#### [Written instruction]
Which lines contain the word "фойе"? Return each of them as written.
--------------------
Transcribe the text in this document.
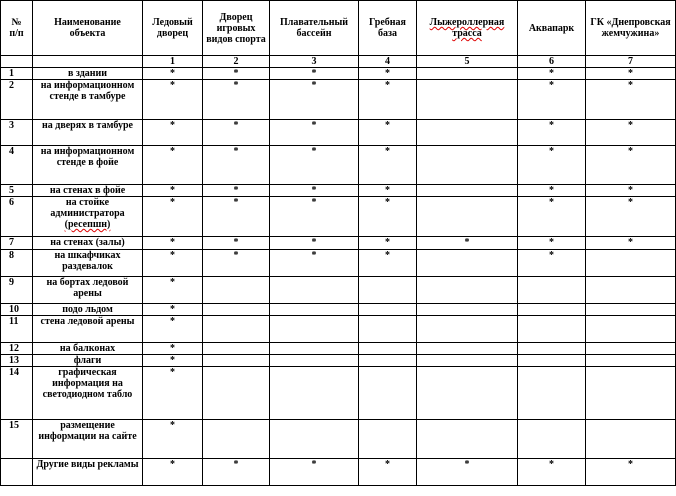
№
п/п	Наименование объекта	Ледовый дворец	Дворец игровых видов спорта	Плавательный бассейн	Гребная база	Лыжероллерная трасса	Аквапарк	ГК «Днепровская жемчужина»
		1	2	3	4	5	6	7
1	в здании	*	*	*	*		*	*
2	на информационном стенде в тамбуре	*	*	*	*		*	*
3	на дверях в тамбуре	*	*	*	*		*	*
4	на информационном стенде в фойе	*	*	*	*		*	*
5	на стенах в фойе	*	*	*	*		*	*
6	на стойке администратора (ресепшн)	*	*	*	*		*	*
7	на стенах (залы)	*	*	*	*	*	*	*
8	на шкафчиках раздевалок	*	*	*	*		*	
9	на бортах ледовой арены	*						
10	подо льдом	*						
11	стена ледовой арены	*						
12	на балконах	*						
13	флаги	*						
14	графическая информация на светодиодном табло	*						
15	размещение информации на сайте	*						
	Другие виды рекламы	*	*	*	*	*	*	*
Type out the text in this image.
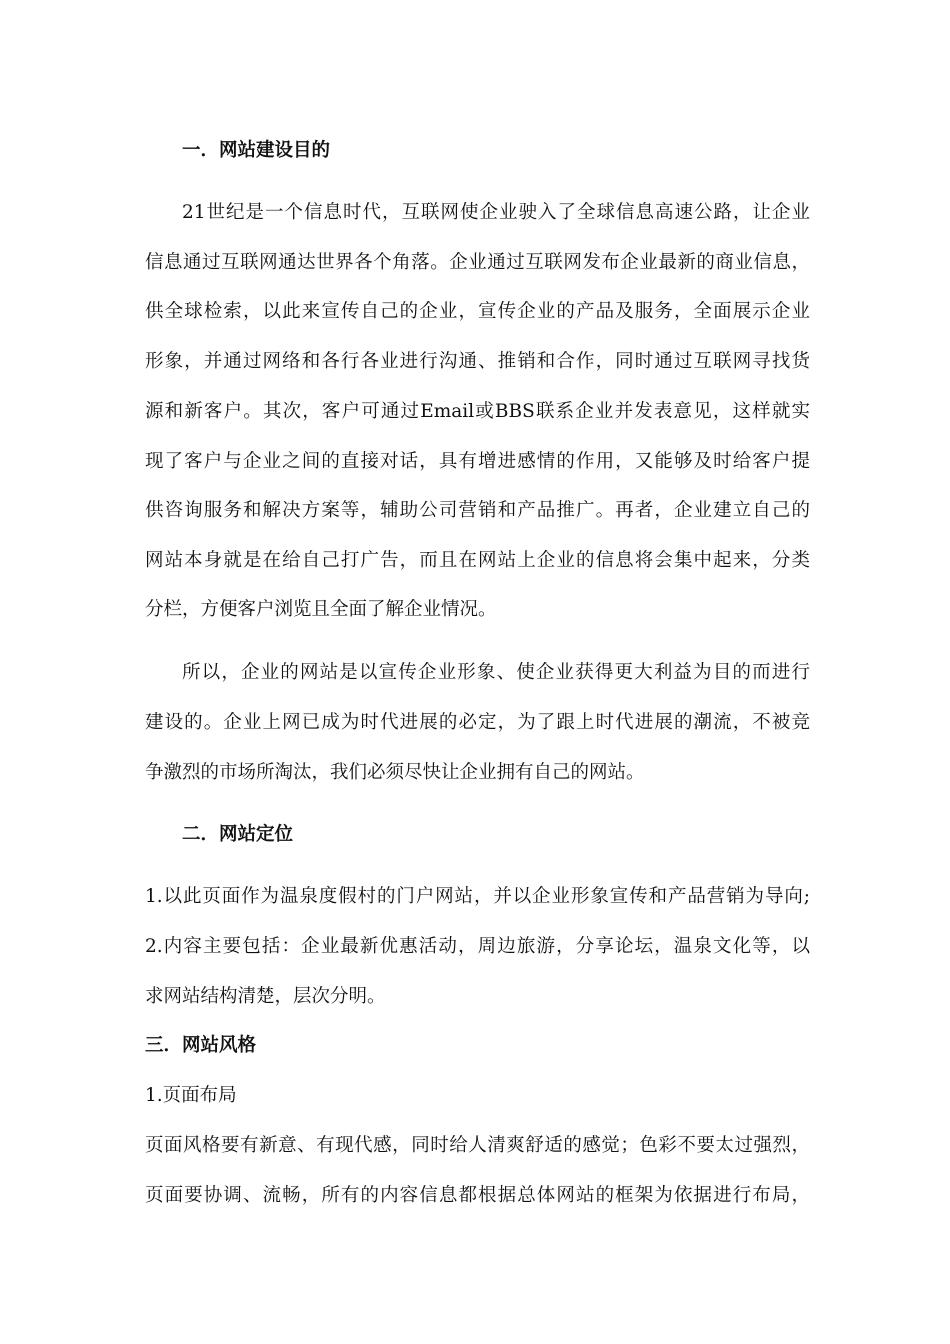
一．网站建设目的
21世纪是一个信息时代，互联网使企业驶入了全球信息高速公路，让企业
信息通过互联网通达世界各个角落。企业通过互联网发布企业最新的商业信息，
供全球检索，以此来宣传自己的企业，宣传企业的产品及服务，全面展示企业
形象，并通过网络和各行各业进行沟通、推销和合作，同时通过互联网寻找货
源和新客户。其次，客户可通过Email或BBS联系企业并发表意见，这样就实
现了客户与企业之间的直接对话，具有增进感情的作用，又能够及时给客户提
供咨询服务和解决方案等，辅助公司营销和产品推广。再者，企业建立自己的
网站本身就是在给自己打广告，而且在网站上企业的信息将会集中起来，分类
分栏，方便客户浏览且全面了解企业情况。
所以，企业的网站是以宣传企业形象、使企业获得更大利益为目的而进行
建设的。企业上网已成为时代进展的必定，为了跟上时代进展的潮流，不被竞
争激烈的市场所淘汰，我们必须尽快让企业拥有自己的网站。
二．网站定位
1.以此页面作为温泉度假村的门户网站，并以企业形象宣传和产品营销为导向;
2.内容主要包括：企业最新优惠活动，周边旅游，分享论坛，温泉文化等，以
求网站结构清楚，层次分明。
三．网站风格
1.页面布局
页面风格要有新意、有现代感，同时给人清爽舒适的感觉；色彩不要太过强烈，
页面要协调、流畅，所有的内容信息都根据总体网站的框架为依据进行布局，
--------------------
#### [Result for this task]
4	на информационном стенде в фойе	*	*	*	*		*	*
5	на стенах в фойе	*	*	*	*		*	*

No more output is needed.